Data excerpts
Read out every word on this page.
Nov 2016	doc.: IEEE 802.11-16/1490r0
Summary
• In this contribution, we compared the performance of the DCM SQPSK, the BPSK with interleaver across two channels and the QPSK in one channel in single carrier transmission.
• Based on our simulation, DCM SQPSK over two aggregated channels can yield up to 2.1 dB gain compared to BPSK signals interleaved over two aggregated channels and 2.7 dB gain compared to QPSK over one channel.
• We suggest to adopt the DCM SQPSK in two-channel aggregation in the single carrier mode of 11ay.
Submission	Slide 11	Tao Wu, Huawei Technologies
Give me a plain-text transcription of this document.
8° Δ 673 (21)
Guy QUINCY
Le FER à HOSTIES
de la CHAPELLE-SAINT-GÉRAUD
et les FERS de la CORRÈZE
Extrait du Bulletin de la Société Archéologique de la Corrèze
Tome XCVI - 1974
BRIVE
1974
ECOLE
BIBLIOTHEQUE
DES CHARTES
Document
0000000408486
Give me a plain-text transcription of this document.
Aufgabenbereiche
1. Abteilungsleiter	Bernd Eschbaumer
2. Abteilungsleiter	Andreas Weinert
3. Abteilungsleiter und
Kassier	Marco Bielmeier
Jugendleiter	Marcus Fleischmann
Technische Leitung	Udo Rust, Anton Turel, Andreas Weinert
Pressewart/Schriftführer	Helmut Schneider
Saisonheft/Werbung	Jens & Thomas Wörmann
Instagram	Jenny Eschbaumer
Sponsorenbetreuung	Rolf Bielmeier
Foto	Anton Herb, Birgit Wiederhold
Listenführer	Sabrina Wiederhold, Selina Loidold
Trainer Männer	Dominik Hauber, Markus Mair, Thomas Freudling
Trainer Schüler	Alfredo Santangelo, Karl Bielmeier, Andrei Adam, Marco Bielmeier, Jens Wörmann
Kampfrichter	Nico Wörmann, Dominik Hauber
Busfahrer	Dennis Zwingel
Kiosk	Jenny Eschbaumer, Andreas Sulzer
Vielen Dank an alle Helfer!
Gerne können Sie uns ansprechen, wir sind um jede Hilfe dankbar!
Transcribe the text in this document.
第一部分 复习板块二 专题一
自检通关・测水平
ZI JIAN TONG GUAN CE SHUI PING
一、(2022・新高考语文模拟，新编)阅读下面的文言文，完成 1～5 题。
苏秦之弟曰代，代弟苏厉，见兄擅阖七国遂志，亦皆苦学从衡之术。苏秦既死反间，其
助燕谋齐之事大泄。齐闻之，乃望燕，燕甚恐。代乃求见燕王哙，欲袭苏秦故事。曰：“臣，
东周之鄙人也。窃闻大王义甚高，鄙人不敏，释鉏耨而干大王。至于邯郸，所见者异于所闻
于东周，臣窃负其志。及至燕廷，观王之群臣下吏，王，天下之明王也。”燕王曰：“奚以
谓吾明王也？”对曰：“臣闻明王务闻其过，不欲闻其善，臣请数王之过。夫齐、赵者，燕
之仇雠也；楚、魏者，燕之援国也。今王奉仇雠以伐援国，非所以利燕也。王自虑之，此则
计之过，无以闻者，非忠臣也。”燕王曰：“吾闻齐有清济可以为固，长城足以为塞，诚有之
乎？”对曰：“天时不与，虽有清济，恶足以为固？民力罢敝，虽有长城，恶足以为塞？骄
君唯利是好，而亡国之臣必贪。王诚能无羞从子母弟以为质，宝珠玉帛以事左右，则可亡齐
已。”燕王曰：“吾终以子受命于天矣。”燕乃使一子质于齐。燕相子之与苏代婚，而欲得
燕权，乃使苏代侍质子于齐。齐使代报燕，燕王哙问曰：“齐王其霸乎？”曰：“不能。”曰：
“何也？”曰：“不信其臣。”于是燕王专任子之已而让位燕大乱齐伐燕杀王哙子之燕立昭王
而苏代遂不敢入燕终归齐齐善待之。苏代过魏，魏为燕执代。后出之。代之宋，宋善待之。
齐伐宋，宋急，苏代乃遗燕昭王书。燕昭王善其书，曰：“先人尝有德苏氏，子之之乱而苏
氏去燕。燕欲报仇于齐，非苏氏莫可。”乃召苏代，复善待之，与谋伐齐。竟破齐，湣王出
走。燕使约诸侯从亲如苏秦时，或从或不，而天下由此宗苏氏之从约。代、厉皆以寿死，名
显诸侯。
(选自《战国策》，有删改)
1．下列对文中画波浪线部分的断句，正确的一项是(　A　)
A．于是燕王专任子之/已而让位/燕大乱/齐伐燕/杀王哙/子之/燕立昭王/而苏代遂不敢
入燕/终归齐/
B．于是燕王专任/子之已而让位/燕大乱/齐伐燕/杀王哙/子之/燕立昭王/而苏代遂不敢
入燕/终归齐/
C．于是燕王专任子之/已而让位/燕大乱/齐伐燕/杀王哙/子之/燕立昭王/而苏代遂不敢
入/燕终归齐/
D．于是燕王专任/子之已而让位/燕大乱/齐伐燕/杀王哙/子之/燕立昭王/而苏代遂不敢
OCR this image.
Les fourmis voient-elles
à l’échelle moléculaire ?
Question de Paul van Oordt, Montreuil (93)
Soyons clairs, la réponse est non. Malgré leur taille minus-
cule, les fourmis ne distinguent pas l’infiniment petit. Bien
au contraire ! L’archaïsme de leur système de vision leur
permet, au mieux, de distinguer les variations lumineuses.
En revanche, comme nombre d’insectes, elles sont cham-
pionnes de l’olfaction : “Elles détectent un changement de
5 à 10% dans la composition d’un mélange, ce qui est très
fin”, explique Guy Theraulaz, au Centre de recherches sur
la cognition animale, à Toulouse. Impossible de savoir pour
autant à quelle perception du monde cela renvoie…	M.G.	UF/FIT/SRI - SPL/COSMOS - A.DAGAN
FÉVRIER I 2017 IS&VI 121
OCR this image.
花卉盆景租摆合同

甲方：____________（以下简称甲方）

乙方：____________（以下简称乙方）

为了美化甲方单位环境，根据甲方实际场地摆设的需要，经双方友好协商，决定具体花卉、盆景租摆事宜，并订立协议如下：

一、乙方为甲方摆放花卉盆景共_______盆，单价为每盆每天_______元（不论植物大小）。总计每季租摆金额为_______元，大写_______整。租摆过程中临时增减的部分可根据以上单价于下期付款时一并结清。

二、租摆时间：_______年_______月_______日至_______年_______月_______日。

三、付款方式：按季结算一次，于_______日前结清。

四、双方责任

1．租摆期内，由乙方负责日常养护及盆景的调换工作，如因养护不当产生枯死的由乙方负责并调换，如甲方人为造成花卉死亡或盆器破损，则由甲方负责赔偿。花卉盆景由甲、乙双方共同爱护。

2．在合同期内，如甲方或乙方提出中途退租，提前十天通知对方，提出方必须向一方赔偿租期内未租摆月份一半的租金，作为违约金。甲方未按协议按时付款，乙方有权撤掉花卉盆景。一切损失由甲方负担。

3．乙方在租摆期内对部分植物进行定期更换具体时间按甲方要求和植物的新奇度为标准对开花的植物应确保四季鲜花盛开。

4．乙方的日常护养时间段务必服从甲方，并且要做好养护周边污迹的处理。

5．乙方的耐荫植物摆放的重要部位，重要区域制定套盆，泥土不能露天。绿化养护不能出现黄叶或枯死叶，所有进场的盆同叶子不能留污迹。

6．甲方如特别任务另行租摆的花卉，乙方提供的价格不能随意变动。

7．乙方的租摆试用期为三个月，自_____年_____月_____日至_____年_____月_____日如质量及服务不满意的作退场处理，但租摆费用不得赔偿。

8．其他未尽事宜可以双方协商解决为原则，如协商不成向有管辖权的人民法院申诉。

▶ Objective
Copy out every entry again, exactly as it was given.

▶ Solution below
Read out every word on this page.
Nov 2016	doc.: IEEE 802.11-16/1490r0
Summary
• In this contribution, we compared the performance of the DCM SQPSK, the BPSK with interleaver across two channels and the QPSK in one channel in single carrier transmission.
• Based on our simulation, DCM SQPSK over two aggregated channels can yield up to 2.1 dB gain compared to BPSK signals interleaved over two aggregated channels and 2.7 dB gain compared to QPSK over one channel.
• We suggest to adopt the DCM SQPSK in two-channel aggregation in the single carrier mode of 11ay.
Submission	Slide 11	Tao Wu, Huawei Technologies
Give me a plain-text transcription of this document.
8° Δ 673 (21)
Guy QUINCY
Le FER à HOSTIES
de la CHAPELLE-SAINT-GÉRAUD
et les FERS de la CORRÈZE
Extrait du Bulletin de la Société Archéologique de la Corrèze
Tome XCVI - 1974
BRIVE
1974
ECOLE
BIBLIOTHEQUE
DES CHARTES
Document
0000000408486
Give me a plain-text transcription of this document.
Aufgabenbereiche
1. Abteilungsleiter	Bernd Eschbaumer
2. Abteilungsleiter	Andreas Weinert
3. Abteilungsleiter und
Kassier	Marco Bielmeier
Jugendleiter	Marcus Fleischmann
Technische Leitung	Udo Rust, Anton Turel, Andreas Weinert
Pressewart/Schriftführer	Helmut Schneider
Saisonheft/Werbung	Jens & Thomas Wörmann
Instagram	Jenny Eschbaumer
Sponsorenbetreuung	Rolf Bielmeier
Foto	Anton Herb, Birgit Wiederhold
Listenführer	Sabrina Wiederhold, Selina Loidold
Trainer Männer	Dominik Hauber, Markus Mair, Thomas Freudling
Trainer Schüler	Alfredo Santangelo, Karl Bielmeier, Andrei Adam, Marco Bielmeier, Jens Wörmann
Kampfrichter	Nico Wörmann, Dominik Hauber
Busfahrer	Dennis Zwingel
Kiosk	Jenny Eschbaumer, Andreas Sulzer
Vielen Dank an alle Helfer!
Gerne können Sie uns ansprechen, wir sind um jede Hilfe dankbar!
Transcribe the text in this document.
第一部分 复习板块二 专题一
自检通关・测水平
ZI JIAN TONG GUAN CE SHUI PING
一、(2022・新高考语文模拟，新编)阅读下面的文言文，完成 1～5 题。
苏秦之弟曰代，代弟苏厉，见兄擅阖七国遂志，亦皆苦学从衡之术。苏秦既死反间，其
助燕谋齐之事大泄。齐闻之，乃望燕，燕甚恐。代乃求见燕王哙，欲袭苏秦故事。曰：“臣，
东周之鄙人也。窃闻大王义甚高，鄙人不敏，释鉏耨而干大王。至于邯郸，所见者异于所闻
于东周，臣窃负其志。及至燕廷，观王之群臣下吏，王，天下之明王也。”燕王曰：“奚以
谓吾明王也？”对曰：“臣闻明王务闻其过，不欲闻其善，臣请数王之过。夫齐、赵者，燕
之仇雠也；楚、魏者，燕之援国也。今王奉仇雠以伐援国，非所以利燕也。王自虑之，此则
计之过，无以闻者，非忠臣也。”燕王曰：“吾闻齐有清济可以为固，长城足以为塞，诚有之
乎？”对曰：“天时不与，虽有清济，恶足以为固？民力罢敝，虽有长城，恶足以为塞？骄
君唯利是好，而亡国之臣必贪。王诚能无羞从子母弟以为质，宝珠玉帛以事左右，则可亡齐
已。”燕王曰：“吾终以子受命于天矣。”燕乃使一子质于齐。燕相子之与苏代婚，而欲得
燕权，乃使苏代侍质子于齐。齐使代报燕，燕王哙问曰：“齐王其霸乎？”曰：“不能。”曰：
“何也？”曰：“不信其臣。”于是燕王专任子之已而让位燕大乱齐伐燕杀王哙子之燕立昭王
而苏代遂不敢入燕终归齐齐善待之。苏代过魏，魏为燕执代。后出之。代之宋，宋善待之。
齐伐宋，宋急，苏代乃遗燕昭王书。燕昭王善其书，曰：“先人尝有德苏氏，子之之乱而苏
氏去燕。燕欲报仇于齐，非苏氏莫可。”乃召苏代，复善待之，与谋伐齐。竟破齐，湣王出
走。燕使约诸侯从亲如苏秦时，或从或不，而天下由此宗苏氏之从约。代、厉皆以寿死，名
显诸侯。
(选自《战国策》，有删改)
1．下列对文中画波浪线部分的断句，正确的一项是(　A　)
A．于是燕王专任子之/已而让位/燕大乱/齐伐燕/杀王哙/子之/燕立昭王/而苏代遂不敢
入燕/终归齐/
B．于是燕王专任/子之已而让位/燕大乱/齐伐燕/杀王哙/子之/燕立昭王/而苏代遂不敢
入燕/终归齐/
C．于是燕王专任子之/已而让位/燕大乱/齐伐燕/杀王哙/子之/燕立昭王/而苏代遂不敢
入/燕终归齐/
D．于是燕王专任/子之已而让位/燕大乱/齐伐燕/杀王哙/子之/燕立昭王/而苏代遂不敢
OCR this image.
Les fourmis voient-elles
à l’échelle moléculaire ?
Question de Paul van Oordt, Montreuil (93)
Soyons clairs, la réponse est non. Malgré leur taille minus-
cule, les fourmis ne distinguent pas l’infiniment petit. Bien
au contraire ! L’archaïsme de leur système de vision leur
permet, au mieux, de distinguer les variations lumineuses.
En revanche, comme nombre d’insectes, elles sont cham-
pionnes de l’olfaction : “Elles détectent un changement de
5 à 10% dans la composition d’un mélange, ce qui est très
fin”, explique Guy Theraulaz, au Centre de recherches sur
la cognition animale, à Toulouse. Impossible de savoir pour
autant à quelle perception du monde cela renvoie…	M.G.	UF/FIT/SRI - SPL/COSMOS - A.DAGAN
FÉVRIER I 2017 IS&VI 121
OCR this image.
花卉盆景租摆合同

甲方：____________（以下简称甲方）

乙方：____________（以下简称乙方）

为了美化甲方单位环境，根据甲方实际场地摆设的需要，经双方友好协商，决定具体花卉、盆景租摆事宜，并订立协议如下：

一、乙方为甲方摆放花卉盆景共_______盆，单价为每盆每天_______元（不论植物大小）。总计每季租摆金额为_______元，大写_______整。租摆过程中临时增减的部分可根据以上单价于下期付款时一并结清。

二、租摆时间：_______年_______月_______日至_______年_______月_______日。

三、付款方式：按季结算一次，于_______日前结清。

四、双方责任

1．租摆期内，由乙方负责日常养护及盆景的调换工作，如因养护不当产生枯死的由乙方负责并调换，如甲方人为造成花卉死亡或盆器破损，则由甲方负责赔偿。花卉盆景由甲、乙双方共同爱护。

2．在合同期内，如甲方或乙方提出中途退租，提前十天通知对方，提出方必须向一方赔偿租期内未租摆月份一半的租金，作为违约金。甲方未按协议按时付款，乙方有权撤掉花卉盆景。一切损失由甲方负担。

3．乙方在租摆期内对部分植物进行定期更换具体时间按甲方要求和植物的新奇度为标准对开花的植物应确保四季鲜花盛开。

4．乙方的日常护养时间段务必服从甲方，并且要做好养护周边污迹的处理。

5．乙方的耐荫植物摆放的重要部位，重要区域制定套盆，泥土不能露天。绿化养护不能出现黄叶或枯死叶，所有进场的盆同叶子不能留污迹。

6．甲方如特别任务另行租摆的花卉，乙方提供的价格不能随意变动。

7．乙方的租摆试用期为三个月，自_____年_____月_____日至_____年_____月_____日如质量及服务不满意的作退场处理，但租摆费用不得赔偿。

8．其他未尽事宜可以双方协商解决为原则，如协商不成向有管辖权的人民法院申诉。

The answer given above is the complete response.